## start

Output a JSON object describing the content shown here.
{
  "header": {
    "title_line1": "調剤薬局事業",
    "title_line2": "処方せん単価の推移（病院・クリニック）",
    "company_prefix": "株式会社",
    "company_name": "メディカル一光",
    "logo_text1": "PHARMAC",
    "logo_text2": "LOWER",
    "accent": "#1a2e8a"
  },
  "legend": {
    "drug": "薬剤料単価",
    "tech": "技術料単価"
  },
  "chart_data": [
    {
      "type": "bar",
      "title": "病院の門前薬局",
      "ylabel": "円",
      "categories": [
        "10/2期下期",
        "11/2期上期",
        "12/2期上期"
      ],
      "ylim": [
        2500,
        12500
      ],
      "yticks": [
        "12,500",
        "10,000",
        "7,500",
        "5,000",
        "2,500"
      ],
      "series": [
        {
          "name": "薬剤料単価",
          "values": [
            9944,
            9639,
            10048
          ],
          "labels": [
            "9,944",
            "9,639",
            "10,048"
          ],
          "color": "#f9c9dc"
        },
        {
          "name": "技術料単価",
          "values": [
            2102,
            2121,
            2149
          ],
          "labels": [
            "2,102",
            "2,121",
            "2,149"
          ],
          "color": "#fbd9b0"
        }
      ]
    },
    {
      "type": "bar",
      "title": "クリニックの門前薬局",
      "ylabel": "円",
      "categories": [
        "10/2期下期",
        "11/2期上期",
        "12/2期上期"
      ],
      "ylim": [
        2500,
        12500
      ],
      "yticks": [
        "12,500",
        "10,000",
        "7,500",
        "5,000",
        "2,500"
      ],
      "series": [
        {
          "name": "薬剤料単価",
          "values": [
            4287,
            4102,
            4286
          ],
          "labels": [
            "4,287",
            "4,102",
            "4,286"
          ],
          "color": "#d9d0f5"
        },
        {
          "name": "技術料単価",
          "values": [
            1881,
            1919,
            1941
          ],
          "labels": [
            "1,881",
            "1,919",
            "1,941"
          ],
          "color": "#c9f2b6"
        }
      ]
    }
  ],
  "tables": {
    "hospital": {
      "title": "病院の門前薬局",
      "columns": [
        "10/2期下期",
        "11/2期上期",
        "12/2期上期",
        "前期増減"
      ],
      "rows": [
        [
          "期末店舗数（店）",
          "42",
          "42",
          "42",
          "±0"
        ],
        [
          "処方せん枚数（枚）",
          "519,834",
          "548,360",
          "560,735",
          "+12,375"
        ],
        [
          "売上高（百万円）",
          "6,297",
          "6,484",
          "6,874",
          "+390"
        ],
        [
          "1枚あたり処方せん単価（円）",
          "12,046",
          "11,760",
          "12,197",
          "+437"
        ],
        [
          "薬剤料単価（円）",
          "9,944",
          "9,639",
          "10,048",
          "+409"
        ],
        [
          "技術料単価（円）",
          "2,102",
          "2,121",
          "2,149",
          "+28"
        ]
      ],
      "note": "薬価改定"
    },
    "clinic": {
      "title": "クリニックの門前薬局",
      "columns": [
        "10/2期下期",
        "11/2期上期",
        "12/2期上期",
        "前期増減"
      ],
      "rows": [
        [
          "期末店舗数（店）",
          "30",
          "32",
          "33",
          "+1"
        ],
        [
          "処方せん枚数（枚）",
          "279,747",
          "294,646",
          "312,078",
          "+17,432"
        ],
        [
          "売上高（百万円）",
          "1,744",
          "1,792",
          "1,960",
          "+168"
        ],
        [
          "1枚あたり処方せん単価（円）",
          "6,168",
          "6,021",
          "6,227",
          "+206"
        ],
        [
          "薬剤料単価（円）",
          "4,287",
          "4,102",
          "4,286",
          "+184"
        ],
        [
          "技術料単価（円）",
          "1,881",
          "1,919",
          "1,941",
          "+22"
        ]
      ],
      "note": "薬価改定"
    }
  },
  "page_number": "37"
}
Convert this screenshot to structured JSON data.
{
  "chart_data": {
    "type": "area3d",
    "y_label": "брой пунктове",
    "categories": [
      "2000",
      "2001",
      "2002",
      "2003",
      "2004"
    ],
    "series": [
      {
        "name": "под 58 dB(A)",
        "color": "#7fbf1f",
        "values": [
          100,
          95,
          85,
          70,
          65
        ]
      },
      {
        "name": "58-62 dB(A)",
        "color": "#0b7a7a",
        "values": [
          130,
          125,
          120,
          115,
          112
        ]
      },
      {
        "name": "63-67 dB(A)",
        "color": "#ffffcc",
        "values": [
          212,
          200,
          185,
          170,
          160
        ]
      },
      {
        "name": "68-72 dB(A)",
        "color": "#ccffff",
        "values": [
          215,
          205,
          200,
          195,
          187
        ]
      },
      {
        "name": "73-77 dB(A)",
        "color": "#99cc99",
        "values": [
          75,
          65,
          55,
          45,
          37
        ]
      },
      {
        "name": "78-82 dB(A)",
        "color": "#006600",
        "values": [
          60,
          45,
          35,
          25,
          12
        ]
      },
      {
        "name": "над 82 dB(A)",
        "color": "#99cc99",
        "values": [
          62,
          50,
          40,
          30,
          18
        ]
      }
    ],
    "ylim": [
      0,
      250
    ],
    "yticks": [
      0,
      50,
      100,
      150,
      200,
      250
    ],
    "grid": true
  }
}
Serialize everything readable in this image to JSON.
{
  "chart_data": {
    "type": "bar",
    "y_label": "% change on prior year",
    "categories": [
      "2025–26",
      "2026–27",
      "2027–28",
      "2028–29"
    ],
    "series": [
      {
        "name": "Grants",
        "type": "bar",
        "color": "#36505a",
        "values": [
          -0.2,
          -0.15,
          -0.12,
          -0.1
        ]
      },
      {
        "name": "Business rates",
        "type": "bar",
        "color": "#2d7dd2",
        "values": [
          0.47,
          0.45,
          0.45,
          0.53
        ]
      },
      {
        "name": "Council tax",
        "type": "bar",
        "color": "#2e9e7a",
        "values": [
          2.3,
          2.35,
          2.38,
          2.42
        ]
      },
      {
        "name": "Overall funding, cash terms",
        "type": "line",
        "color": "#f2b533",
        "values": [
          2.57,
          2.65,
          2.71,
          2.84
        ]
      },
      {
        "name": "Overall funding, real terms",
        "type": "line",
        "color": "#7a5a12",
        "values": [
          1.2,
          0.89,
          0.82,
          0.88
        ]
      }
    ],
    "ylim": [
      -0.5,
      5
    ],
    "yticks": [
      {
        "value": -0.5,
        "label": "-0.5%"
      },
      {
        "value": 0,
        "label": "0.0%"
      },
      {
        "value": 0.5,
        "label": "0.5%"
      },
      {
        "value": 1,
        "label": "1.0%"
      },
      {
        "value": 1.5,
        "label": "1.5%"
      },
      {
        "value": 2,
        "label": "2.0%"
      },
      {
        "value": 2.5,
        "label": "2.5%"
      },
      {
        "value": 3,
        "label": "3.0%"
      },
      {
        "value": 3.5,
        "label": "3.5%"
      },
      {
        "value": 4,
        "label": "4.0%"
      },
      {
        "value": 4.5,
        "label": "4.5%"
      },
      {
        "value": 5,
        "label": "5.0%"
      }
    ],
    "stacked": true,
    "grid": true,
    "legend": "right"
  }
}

## end

Only the number is wanted: how many lines in the data include the word "terms"?

Solution for this problem ▸
2